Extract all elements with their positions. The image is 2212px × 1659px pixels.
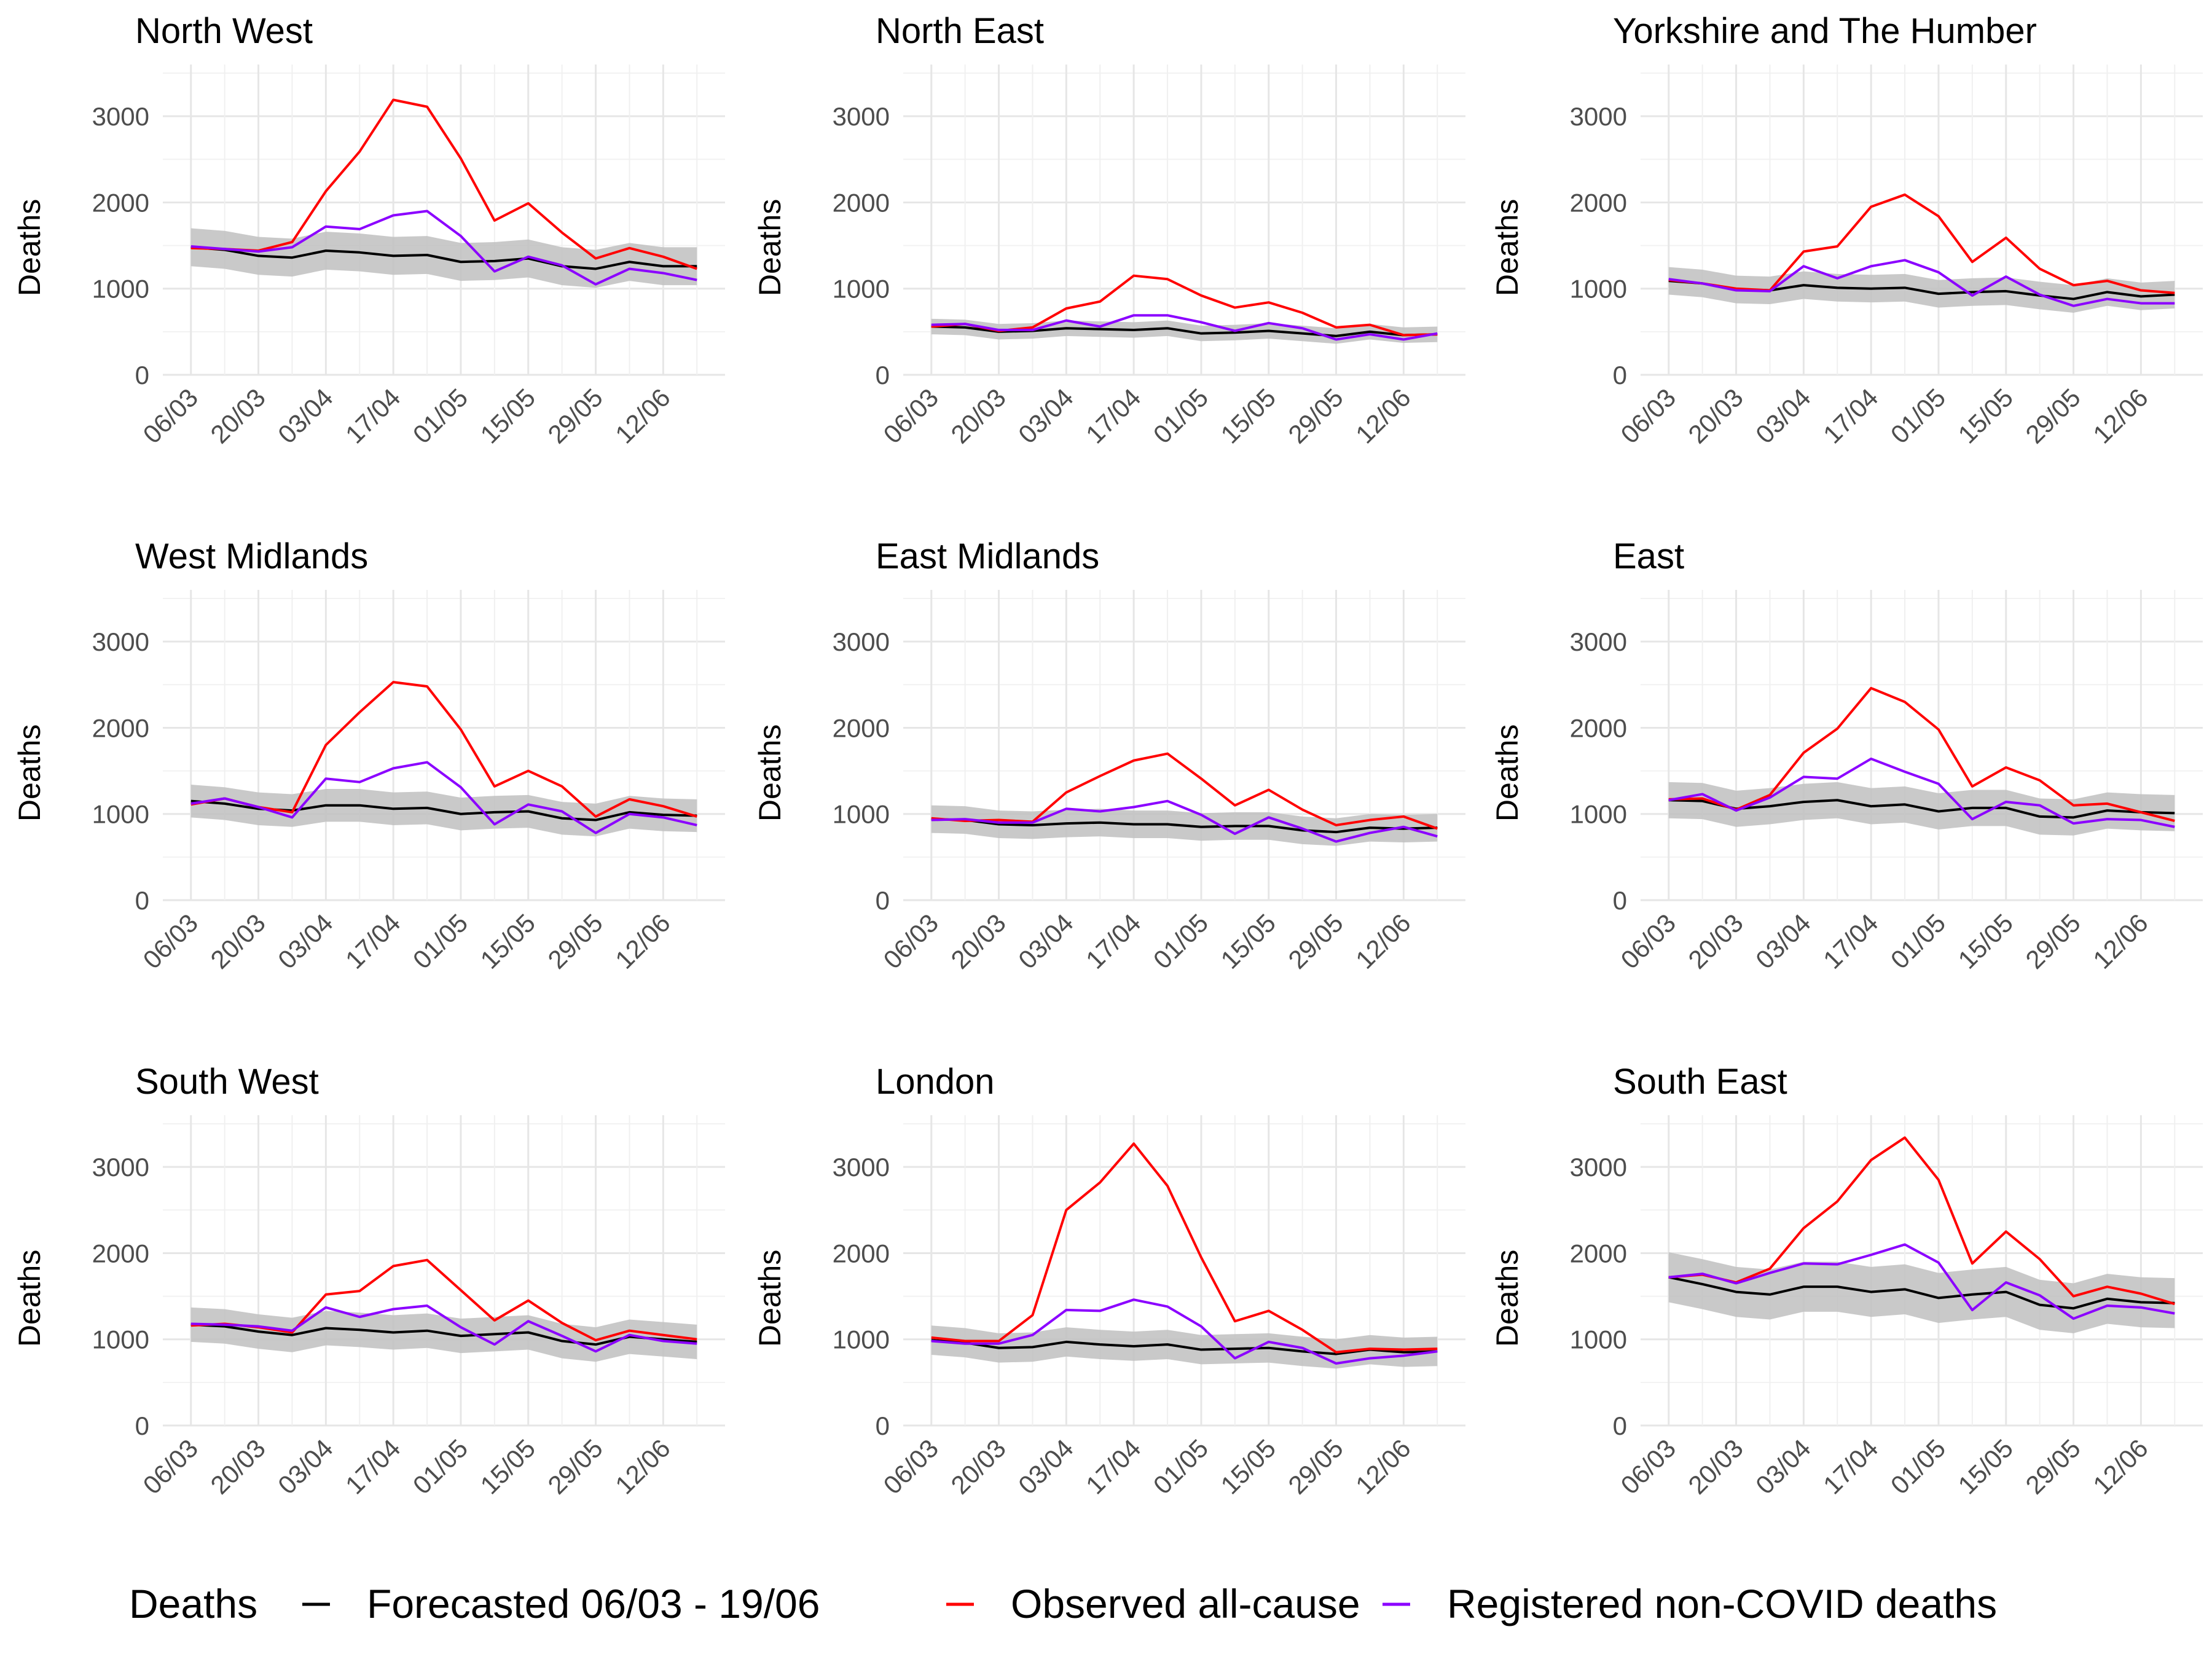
forecast-line (1668, 799, 2175, 819)
panel-title: East (1613, 536, 1684, 576)
y-tick-label: 1000 (92, 1325, 149, 1354)
forecast-line (1668, 1276, 2175, 1310)
y-tick-label: 1000 (833, 275, 890, 304)
y-axis-title: Deaths (12, 199, 47, 296)
observed-line (190, 681, 697, 818)
legend-label-forecast: Forecasted 06/03 - 19/06 (367, 1581, 820, 1626)
y-tick-label: 1000 (833, 800, 890, 829)
y-axis-title: Deaths (753, 199, 787, 296)
y-tick-label: 0 (1613, 1411, 1627, 1440)
y-tick-label: 1000 (92, 275, 149, 304)
panel-title: London (876, 1062, 995, 1102)
y-tick-label: 2000 (833, 188, 890, 217)
y-tick-label: 3000 (1570, 102, 1627, 131)
y-axis-title: Deaths (1490, 724, 1524, 822)
y-tick-label: 1000 (1570, 1325, 1627, 1354)
y-tick-label: 0 (876, 886, 890, 915)
forecast-band (190, 1307, 697, 1362)
noncovid-line (1668, 757, 2175, 828)
y-tick-label: 3000 (1570, 1153, 1627, 1182)
forecast-line (931, 1339, 1438, 1355)
y-tick-label: 2000 (92, 188, 149, 217)
noncovid-line (931, 1298, 1438, 1365)
noncovid-line (931, 314, 1438, 341)
y-tick-label: 3000 (92, 627, 149, 656)
y-tick-label: 2000 (92, 713, 149, 742)
panel-title: North West (135, 11, 313, 51)
y-axis-title: Deaths (12, 724, 47, 822)
legend-title: Deaths (129, 1581, 257, 1626)
y-axis-title: Deaths (753, 1250, 787, 1347)
forecast-line (190, 246, 697, 270)
y-tick-label: 2000 (1570, 188, 1627, 217)
y-tick-label: 0 (1613, 361, 1627, 390)
observed-line (190, 98, 697, 270)
y-tick-label: 3000 (833, 1153, 890, 1182)
forecast-line (931, 818, 1438, 834)
panel-title: South East (1613, 1062, 1787, 1102)
observed-line (1668, 686, 2175, 822)
y-tick-label: 1000 (1570, 275, 1627, 304)
y-axis-title: Deaths (12, 1250, 47, 1347)
y-tick-label: 0 (876, 1411, 890, 1440)
y-tick-label: 0 (1613, 886, 1627, 915)
observed-line (931, 752, 1438, 830)
y-tick-label: 3000 (833, 102, 890, 131)
forecast-line (190, 1323, 697, 1346)
legend-label-observed: Observed all-cause (1011, 1581, 1360, 1626)
y-tick-label: 3000 (1570, 627, 1627, 656)
noncovid-line (1668, 259, 2175, 307)
legend: Deaths Forecasted 06/03 - 19/06 Observed… (129, 1581, 1997, 1626)
y-tick-label: 3000 (92, 1153, 149, 1182)
panel-title: North East (876, 11, 1044, 51)
noncovid-line (931, 799, 1438, 843)
y-tick-label: 2000 (92, 1239, 149, 1268)
observed-line (190, 1258, 697, 1342)
observed-line (1668, 193, 2175, 294)
noncovid-line (190, 761, 697, 834)
y-tick-label: 0 (135, 361, 149, 390)
y-tick-label: 0 (876, 361, 890, 390)
panel-title: Yorkshire and The Humber (1613, 11, 2037, 51)
y-axis-title: Deaths (753, 724, 787, 822)
panel-title: West Midlands (135, 536, 368, 576)
panel-title: East Midlands (876, 536, 1099, 576)
y-tick-label: 1000 (92, 800, 149, 829)
panel-title: South West (135, 1062, 319, 1102)
y-tick-label: 2000 (833, 713, 890, 742)
y-tick-label: 1000 (833, 1325, 890, 1354)
forecast-line (931, 325, 1438, 337)
y-tick-label: 2000 (1570, 1239, 1627, 1268)
y-tick-label: 2000 (1570, 713, 1627, 742)
y-tick-label: 0 (135, 886, 149, 915)
noncovid-line (1668, 1243, 2175, 1320)
y-tick-label: 3000 (92, 102, 149, 131)
y-axis-title: Deaths (1490, 199, 1524, 296)
y-tick-label: 0 (135, 1411, 149, 1440)
observed-line (1668, 1136, 2175, 1306)
y-axis-title: Deaths (1490, 1250, 1524, 1347)
y-tick-label: 2000 (833, 1239, 890, 1268)
y-tick-label: 1000 (1570, 800, 1627, 829)
y-tick-label: 3000 (833, 627, 890, 656)
noncovid-line (190, 1304, 697, 1353)
noncovid-line (190, 210, 697, 286)
observed-line (931, 1142, 1438, 1354)
legend-label-noncovid: Registered non-COVID deaths (1447, 1581, 1997, 1626)
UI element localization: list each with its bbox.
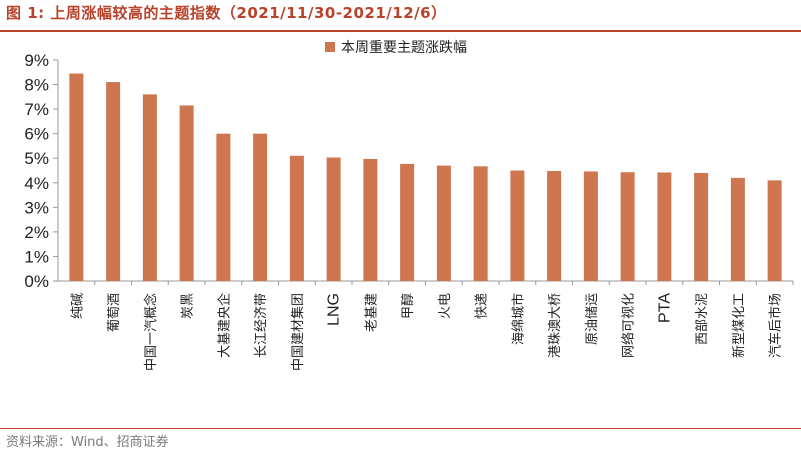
x-category-label: 原油储运 xyxy=(585,293,600,345)
x-category-label: 葡萄酒 xyxy=(107,293,122,332)
y-tick-label: 4% xyxy=(24,174,49,193)
y-tick-label: 0% xyxy=(24,272,49,291)
y-tick-label: 1% xyxy=(24,247,49,266)
x-category-label: 中国一汽概念 xyxy=(143,293,159,371)
x-category-label: 新型煤化工 xyxy=(731,293,747,358)
source-note: 资料来源：Wind、招商证券 xyxy=(6,435,169,450)
bar xyxy=(436,165,451,281)
x-category-label: 长江经济带 xyxy=(254,293,269,358)
bar xyxy=(620,172,635,281)
bar xyxy=(106,82,121,281)
y-tick-label: 8% xyxy=(24,76,49,95)
x-category-label: 海绵城市 xyxy=(510,293,526,345)
bar xyxy=(179,105,194,281)
x-category-label: 网络可视化 xyxy=(621,293,637,358)
x-category-label: 大基建央企 xyxy=(216,293,232,358)
bar xyxy=(363,158,378,281)
bar xyxy=(142,94,157,281)
x-category-label: 西部水泥 xyxy=(695,293,710,345)
x-category-label: 炭黑 xyxy=(181,293,196,319)
bar xyxy=(694,172,709,281)
y-tick-label: 5% xyxy=(24,149,49,168)
x-category-label: 甲醇 xyxy=(400,293,416,319)
bar xyxy=(473,166,488,281)
bar xyxy=(510,170,525,281)
y-tick-label: 7% xyxy=(24,100,49,119)
x-category-label: LNG xyxy=(326,293,343,326)
bar xyxy=(400,163,415,281)
title-divider xyxy=(0,30,801,32)
y-tick-label: 2% xyxy=(24,223,49,242)
y-tick-label: 9% xyxy=(24,51,49,70)
figure-title: 图 1: 上周涨幅较高的主题指数（2021/11/30-2021/12/6） xyxy=(6,4,447,22)
bar xyxy=(583,171,598,281)
bar xyxy=(253,133,268,281)
bar xyxy=(326,157,341,281)
x-category-label: 中国建材集团 xyxy=(290,293,306,371)
bar xyxy=(216,133,231,281)
bar xyxy=(69,73,84,281)
x-category-label: 老基建 xyxy=(364,293,379,332)
y-tick-label: 6% xyxy=(24,125,49,144)
x-category-label: 火电 xyxy=(438,293,453,319)
legend-label: 本周重要主题涨跌幅 xyxy=(341,40,467,56)
legend-swatch xyxy=(325,42,335,52)
bar xyxy=(547,170,562,281)
footer-divider xyxy=(0,428,801,429)
bar xyxy=(289,155,304,281)
x-category-label: 快递 xyxy=(475,293,490,319)
x-category-label: 港珠澳大桥 xyxy=(547,293,563,358)
x-category-label: 汽车后市场 xyxy=(768,293,784,358)
bar xyxy=(730,177,745,281)
y-tick-label: 3% xyxy=(24,198,49,217)
x-category-label: PTA xyxy=(656,293,673,323)
x-category-label: 纯碱 xyxy=(70,293,85,319)
bar xyxy=(767,180,782,281)
bar xyxy=(657,172,672,281)
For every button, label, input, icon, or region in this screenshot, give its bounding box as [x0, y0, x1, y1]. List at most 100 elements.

*Written instruction:*
Write out all of the material above line for line, leaving out the pictures.

*Solution to this problem:*
Extract all elements with their positions. The image is 2212px × 1659px pixels.
forecast-line (1668, 799, 2175, 819)
panel-title: East (1613, 536, 1684, 576)
y-tick-label: 1000 (92, 1325, 149, 1354)
forecast-line (1668, 1276, 2175, 1310)
y-tick-label: 1000 (833, 275, 890, 304)
y-axis-title: Deaths (12, 199, 47, 296)
observed-line (190, 681, 697, 818)
legend-label-forecast: Forecasted 06/03 - 19/06 (367, 1581, 820, 1626)
y-tick-label: 1000 (833, 800, 890, 829)
y-axis-title: Deaths (753, 199, 787, 296)
y-tick-label: 0 (1613, 1411, 1627, 1440)
y-tick-label: 1000 (92, 275, 149, 304)
panel-title: London (876, 1062, 995, 1102)
y-tick-label: 2000 (833, 188, 890, 217)
y-tick-label: 3000 (1570, 102, 1627, 131)
y-axis-title: Deaths (1490, 724, 1524, 822)
y-tick-label: 1000 (1570, 1325, 1627, 1354)
y-tick-label: 0 (876, 886, 890, 915)
forecast-band (190, 1307, 697, 1362)
noncovid-line (1668, 757, 2175, 828)
y-tick-label: 3000 (1570, 1153, 1627, 1182)
forecast-line (931, 1339, 1438, 1355)
y-tick-label: 2000 (92, 188, 149, 217)
noncovid-line (931, 1298, 1438, 1365)
noncovid-line (931, 314, 1438, 341)
y-tick-label: 3000 (92, 627, 149, 656)
y-tick-label: 2000 (92, 713, 149, 742)
panel-title: North West (135, 11, 313, 51)
y-axis-title: Deaths (12, 724, 47, 822)
legend-title: Deaths (129, 1581, 257, 1626)
y-axis-title: Deaths (753, 1250, 787, 1347)
forecast-line (190, 246, 697, 270)
y-tick-label: 2000 (1570, 188, 1627, 217)
y-tick-label: 0 (1613, 361, 1627, 390)
observed-line (190, 98, 697, 270)
y-tick-label: 3000 (833, 1153, 890, 1182)
forecast-line (931, 818, 1438, 834)
panel-title: South East (1613, 1062, 1787, 1102)
observed-line (1668, 686, 2175, 822)
y-tick-label: 1000 (1570, 275, 1627, 304)
y-axis-title: Deaths (12, 1250, 47, 1347)
y-tick-label: 0 (876, 1411, 890, 1440)
y-tick-label: 0 (1613, 886, 1627, 915)
observed-line (931, 752, 1438, 830)
y-tick-label: 3000 (833, 102, 890, 131)
forecast-line (190, 1323, 697, 1346)
legend-label-observed: Observed all-cause (1011, 1581, 1360, 1626)
y-tick-label: 3000 (1570, 627, 1627, 656)
noncovid-line (1668, 259, 2175, 307)
legend: Deaths Forecasted 06/03 - 19/06 Observed… (129, 1581, 1997, 1626)
y-tick-label: 3000 (92, 1153, 149, 1182)
panel-title: North East (876, 11, 1044, 51)
noncovid-line (931, 799, 1438, 843)
y-tick-label: 2000 (92, 1239, 149, 1268)
observed-line (190, 1258, 697, 1342)
observed-line (1668, 193, 2175, 294)
noncovid-line (190, 761, 697, 834)
y-tick-label: 0 (135, 361, 149, 390)
y-tick-label: 0 (876, 361, 890, 390)
panel-title: Yorkshire and The Humber (1613, 11, 2037, 51)
y-axis-title: Deaths (753, 724, 787, 822)
panel-title: West Midlands (135, 536, 368, 576)
panel-title: East Midlands (876, 536, 1099, 576)
y-tick-label: 1000 (92, 800, 149, 829)
panel-title: South West (135, 1062, 319, 1102)
y-tick-label: 2000 (833, 713, 890, 742)
y-tick-label: 1000 (833, 1325, 890, 1354)
forecast-line (931, 325, 1438, 337)
y-tick-label: 2000 (1570, 1239, 1627, 1268)
y-tick-label: 2000 (1570, 713, 1627, 742)
y-tick-label: 0 (135, 886, 149, 915)
noncovid-line (1668, 1243, 2175, 1320)
y-tick-label: 3000 (92, 102, 149, 131)
y-axis-title: Deaths (1490, 199, 1524, 296)
y-tick-label: 0 (135, 1411, 149, 1440)
observed-line (1668, 1136, 2175, 1306)
y-axis-title: Deaths (1490, 1250, 1524, 1347)
y-tick-label: 2000 (833, 1239, 890, 1268)
y-tick-label: 1000 (1570, 800, 1627, 829)
y-tick-label: 3000 (833, 627, 890, 656)
noncovid-line (190, 1304, 697, 1353)
noncovid-line (190, 210, 697, 286)
observed-line (931, 1142, 1438, 1354)
legend-label-noncovid: Registered non-COVID deaths (1447, 1581, 1997, 1626)
UI element localization: list each with its bbox.
x-category-label: 原油储运 xyxy=(585,293,600,345)
x-category-label: 葡萄酒 xyxy=(107,293,122,332)
y-tick-label: 4% xyxy=(24,174,49,193)
y-tick-label: 0% xyxy=(24,272,49,291)
y-tick-label: 1% xyxy=(24,247,49,266)
x-category-label: 中国一汽概念 xyxy=(143,293,159,371)
x-category-label: 新型煤化工 xyxy=(731,293,747,358)
source-note: 资料来源：Wind、招商证券 xyxy=(6,435,169,450)
bar xyxy=(436,165,451,281)
x-category-label: 长江经济带 xyxy=(254,293,269,358)
bar xyxy=(620,172,635,281)
bar xyxy=(106,82,121,281)
y-tick-label: 8% xyxy=(24,76,49,95)
x-category-label: 海绵城市 xyxy=(510,293,526,345)
bar xyxy=(179,105,194,281)
x-category-label: 网络可视化 xyxy=(621,293,637,358)
x-category-label: 大基建央企 xyxy=(216,293,232,358)
bar xyxy=(363,158,378,281)
bar xyxy=(142,94,157,281)
x-category-label: 西部水泥 xyxy=(695,293,710,345)
x-category-label: 炭黑 xyxy=(181,293,196,319)
bar xyxy=(694,172,709,281)
y-tick-label: 5% xyxy=(24,149,49,168)
x-category-label: 甲醇 xyxy=(400,293,416,319)
bar xyxy=(473,166,488,281)
bar xyxy=(510,170,525,281)
y-tick-label: 7% xyxy=(24,100,49,119)
x-category-label: LNG xyxy=(326,293,343,326)
bar xyxy=(400,163,415,281)
title-divider xyxy=(0,30,801,32)
y-tick-label: 2% xyxy=(24,223,49,242)
y-tick-label: 9% xyxy=(24,51,49,70)
figure-title: 图 1: 上周涨幅较高的主题指数（2021/11/30-2021/12/6） xyxy=(6,4,447,22)
bar xyxy=(583,171,598,281)
bar xyxy=(253,133,268,281)
bar xyxy=(326,157,341,281)
x-category-label: 中国建材集团 xyxy=(290,293,306,371)
bar xyxy=(216,133,231,281)
bar xyxy=(69,73,84,281)
x-category-label: 老基建 xyxy=(364,293,379,332)
y-tick-label: 6% xyxy=(24,125,49,144)
x-category-label: 火电 xyxy=(438,293,453,319)
legend-label: 本周重要主题涨跌幅 xyxy=(341,40,467,56)
legend-swatch xyxy=(325,42,335,52)
bar xyxy=(547,170,562,281)
footer-divider xyxy=(0,428,801,429)
bar xyxy=(289,155,304,281)
x-category-label: 快递 xyxy=(475,293,490,319)
x-category-label: 港珠澳大桥 xyxy=(547,293,563,358)
x-category-label: 汽车后市场 xyxy=(768,293,784,358)
bar xyxy=(730,177,745,281)
y-tick-label: 3% xyxy=(24,198,49,217)
x-category-label: PTA xyxy=(656,293,673,323)
x-category-label: 纯碱 xyxy=(70,293,85,319)
bar xyxy=(767,180,782,281)
bar xyxy=(657,172,672,281)
For every button, label, input, icon, or region in this screenshot, give its bounding box as [x0, y0, x1, y1]. List at most 100 elements.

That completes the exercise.